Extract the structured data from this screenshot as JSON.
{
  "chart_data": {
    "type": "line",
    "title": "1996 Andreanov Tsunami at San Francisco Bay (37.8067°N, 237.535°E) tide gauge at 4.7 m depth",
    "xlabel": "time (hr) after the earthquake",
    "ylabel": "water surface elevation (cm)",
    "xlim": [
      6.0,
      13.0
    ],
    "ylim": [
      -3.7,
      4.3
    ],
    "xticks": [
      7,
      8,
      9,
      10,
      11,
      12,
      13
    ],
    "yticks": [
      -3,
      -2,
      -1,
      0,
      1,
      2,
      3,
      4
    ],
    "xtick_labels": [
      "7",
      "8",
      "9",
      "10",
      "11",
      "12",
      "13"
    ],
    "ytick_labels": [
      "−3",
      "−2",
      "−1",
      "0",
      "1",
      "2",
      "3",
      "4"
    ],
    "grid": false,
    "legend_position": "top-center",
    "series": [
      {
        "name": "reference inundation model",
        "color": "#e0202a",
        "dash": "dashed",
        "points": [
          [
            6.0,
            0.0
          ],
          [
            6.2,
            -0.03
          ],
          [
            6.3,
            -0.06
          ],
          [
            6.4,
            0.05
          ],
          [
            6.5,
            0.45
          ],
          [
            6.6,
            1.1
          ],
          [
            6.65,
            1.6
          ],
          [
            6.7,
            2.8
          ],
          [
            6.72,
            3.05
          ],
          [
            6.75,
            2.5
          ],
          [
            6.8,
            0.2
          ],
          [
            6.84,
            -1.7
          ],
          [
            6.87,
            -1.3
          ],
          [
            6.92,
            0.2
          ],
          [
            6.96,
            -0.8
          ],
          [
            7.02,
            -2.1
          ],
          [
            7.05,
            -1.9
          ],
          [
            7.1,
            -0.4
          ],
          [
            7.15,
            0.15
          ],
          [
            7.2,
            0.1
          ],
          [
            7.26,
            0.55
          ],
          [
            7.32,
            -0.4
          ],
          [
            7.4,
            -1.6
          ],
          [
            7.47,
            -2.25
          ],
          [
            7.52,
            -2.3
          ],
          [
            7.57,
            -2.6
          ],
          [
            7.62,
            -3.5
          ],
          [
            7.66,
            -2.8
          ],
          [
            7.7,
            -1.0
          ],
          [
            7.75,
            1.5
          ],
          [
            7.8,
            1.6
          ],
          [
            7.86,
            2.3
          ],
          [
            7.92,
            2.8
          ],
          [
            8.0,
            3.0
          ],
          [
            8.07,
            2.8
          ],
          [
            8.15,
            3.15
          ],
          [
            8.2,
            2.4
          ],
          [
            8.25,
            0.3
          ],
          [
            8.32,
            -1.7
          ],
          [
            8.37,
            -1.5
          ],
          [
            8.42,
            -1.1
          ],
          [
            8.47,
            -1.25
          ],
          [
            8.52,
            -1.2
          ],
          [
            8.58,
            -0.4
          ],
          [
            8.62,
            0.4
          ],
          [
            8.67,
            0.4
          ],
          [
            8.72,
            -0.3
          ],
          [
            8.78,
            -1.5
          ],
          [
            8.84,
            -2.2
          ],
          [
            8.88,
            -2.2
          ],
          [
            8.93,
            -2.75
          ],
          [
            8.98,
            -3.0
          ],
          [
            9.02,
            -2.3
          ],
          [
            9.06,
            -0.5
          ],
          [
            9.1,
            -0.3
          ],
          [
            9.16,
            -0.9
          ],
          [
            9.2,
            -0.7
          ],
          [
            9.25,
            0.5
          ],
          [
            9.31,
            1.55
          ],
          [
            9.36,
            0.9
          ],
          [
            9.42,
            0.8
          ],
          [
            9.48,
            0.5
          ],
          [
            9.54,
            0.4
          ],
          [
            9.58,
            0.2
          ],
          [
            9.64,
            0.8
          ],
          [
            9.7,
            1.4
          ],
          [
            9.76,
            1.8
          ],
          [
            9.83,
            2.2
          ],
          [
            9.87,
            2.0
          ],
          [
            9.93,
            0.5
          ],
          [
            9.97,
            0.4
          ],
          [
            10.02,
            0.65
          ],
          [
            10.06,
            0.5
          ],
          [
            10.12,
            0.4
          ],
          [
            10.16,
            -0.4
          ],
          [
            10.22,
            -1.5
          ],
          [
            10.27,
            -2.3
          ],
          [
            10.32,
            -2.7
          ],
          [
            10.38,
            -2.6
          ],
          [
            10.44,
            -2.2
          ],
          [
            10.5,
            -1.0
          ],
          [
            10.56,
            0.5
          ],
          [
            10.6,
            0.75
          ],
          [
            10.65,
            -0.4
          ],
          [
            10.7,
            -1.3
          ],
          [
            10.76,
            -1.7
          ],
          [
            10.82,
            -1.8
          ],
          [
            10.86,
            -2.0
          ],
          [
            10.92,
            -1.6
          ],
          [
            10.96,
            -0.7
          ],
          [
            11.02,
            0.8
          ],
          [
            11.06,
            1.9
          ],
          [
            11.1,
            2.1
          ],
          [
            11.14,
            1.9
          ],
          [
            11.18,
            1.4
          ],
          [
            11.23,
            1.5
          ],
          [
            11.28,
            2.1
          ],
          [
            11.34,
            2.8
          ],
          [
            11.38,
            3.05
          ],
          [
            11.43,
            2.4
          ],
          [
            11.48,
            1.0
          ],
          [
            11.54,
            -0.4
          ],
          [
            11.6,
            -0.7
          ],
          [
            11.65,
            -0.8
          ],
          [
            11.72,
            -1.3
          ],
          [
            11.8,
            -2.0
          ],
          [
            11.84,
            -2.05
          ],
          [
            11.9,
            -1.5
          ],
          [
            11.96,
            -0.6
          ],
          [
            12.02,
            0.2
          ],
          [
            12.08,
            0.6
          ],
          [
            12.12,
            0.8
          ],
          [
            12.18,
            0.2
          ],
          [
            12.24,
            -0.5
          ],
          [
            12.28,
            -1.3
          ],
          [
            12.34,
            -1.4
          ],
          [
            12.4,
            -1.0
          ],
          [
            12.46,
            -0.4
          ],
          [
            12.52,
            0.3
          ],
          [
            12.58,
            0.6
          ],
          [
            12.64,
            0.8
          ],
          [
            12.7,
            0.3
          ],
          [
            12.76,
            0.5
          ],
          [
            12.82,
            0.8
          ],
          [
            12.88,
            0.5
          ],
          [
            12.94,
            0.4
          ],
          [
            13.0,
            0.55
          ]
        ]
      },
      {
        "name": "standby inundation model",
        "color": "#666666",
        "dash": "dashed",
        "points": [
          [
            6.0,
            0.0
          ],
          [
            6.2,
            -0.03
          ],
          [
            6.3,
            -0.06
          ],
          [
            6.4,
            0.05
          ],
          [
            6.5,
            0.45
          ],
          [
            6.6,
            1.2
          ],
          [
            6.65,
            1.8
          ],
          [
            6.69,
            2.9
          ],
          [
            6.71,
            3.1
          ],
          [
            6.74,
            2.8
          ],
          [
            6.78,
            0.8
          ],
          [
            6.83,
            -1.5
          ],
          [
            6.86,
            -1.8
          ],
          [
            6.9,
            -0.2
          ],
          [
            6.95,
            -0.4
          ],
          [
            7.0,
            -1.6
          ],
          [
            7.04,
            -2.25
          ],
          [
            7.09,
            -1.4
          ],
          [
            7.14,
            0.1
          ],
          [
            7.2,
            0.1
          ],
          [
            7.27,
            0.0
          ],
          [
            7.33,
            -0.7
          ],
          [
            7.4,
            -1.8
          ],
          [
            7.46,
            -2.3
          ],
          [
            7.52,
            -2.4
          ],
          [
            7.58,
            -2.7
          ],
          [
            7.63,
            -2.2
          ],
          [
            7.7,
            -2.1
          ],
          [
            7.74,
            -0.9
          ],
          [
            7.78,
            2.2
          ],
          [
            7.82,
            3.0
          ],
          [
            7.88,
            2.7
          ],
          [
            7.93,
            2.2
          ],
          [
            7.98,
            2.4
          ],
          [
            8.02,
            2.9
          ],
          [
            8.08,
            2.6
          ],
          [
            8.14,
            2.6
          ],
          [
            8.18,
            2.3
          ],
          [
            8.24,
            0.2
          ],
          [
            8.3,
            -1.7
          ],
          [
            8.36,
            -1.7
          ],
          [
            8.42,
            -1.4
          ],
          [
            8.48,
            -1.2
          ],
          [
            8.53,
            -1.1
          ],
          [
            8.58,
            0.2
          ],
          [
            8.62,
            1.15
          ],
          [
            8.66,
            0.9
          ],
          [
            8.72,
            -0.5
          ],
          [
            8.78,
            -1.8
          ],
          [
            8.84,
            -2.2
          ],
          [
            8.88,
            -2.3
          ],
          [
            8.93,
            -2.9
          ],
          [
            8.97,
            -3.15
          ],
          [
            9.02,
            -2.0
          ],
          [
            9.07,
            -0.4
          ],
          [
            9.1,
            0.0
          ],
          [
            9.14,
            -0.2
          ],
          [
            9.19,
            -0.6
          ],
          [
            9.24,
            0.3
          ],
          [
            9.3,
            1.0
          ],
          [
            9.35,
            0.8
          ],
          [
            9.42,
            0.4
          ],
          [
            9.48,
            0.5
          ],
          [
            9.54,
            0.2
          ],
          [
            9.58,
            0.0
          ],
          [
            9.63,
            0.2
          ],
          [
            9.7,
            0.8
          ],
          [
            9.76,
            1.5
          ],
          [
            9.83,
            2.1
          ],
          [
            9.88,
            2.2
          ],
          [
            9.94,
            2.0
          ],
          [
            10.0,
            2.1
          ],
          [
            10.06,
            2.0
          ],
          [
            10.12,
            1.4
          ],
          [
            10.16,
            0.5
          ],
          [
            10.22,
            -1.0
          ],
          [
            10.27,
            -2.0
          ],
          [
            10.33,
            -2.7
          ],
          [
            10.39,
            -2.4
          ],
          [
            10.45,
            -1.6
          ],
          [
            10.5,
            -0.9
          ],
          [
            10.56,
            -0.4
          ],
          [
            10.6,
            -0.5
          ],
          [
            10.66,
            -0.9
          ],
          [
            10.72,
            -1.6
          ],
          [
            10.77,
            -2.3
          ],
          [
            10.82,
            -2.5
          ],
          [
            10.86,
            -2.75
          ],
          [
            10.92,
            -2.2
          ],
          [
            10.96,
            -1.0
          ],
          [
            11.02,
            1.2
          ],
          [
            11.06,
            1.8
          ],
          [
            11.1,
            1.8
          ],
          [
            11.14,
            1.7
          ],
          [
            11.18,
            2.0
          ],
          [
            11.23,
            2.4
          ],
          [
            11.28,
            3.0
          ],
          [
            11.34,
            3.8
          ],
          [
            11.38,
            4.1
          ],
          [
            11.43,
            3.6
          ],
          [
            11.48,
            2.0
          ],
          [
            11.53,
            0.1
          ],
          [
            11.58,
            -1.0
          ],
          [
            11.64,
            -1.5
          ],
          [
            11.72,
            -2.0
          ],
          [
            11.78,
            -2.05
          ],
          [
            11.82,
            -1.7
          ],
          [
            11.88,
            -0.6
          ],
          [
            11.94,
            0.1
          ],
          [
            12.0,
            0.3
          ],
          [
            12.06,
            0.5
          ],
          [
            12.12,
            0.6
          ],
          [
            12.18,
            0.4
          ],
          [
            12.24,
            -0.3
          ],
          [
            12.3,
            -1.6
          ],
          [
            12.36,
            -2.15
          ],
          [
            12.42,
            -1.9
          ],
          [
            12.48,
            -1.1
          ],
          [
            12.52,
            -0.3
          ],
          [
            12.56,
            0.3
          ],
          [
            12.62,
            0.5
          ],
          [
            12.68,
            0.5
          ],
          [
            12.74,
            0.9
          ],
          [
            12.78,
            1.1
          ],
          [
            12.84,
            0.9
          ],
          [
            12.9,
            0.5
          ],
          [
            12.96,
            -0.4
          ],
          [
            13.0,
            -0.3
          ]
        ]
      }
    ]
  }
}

※

Task goal: Find the lines that include the string "inundation", then copy each of them.

Task output:
        "name": "reference inundation model",
        "name": "standby inundation model",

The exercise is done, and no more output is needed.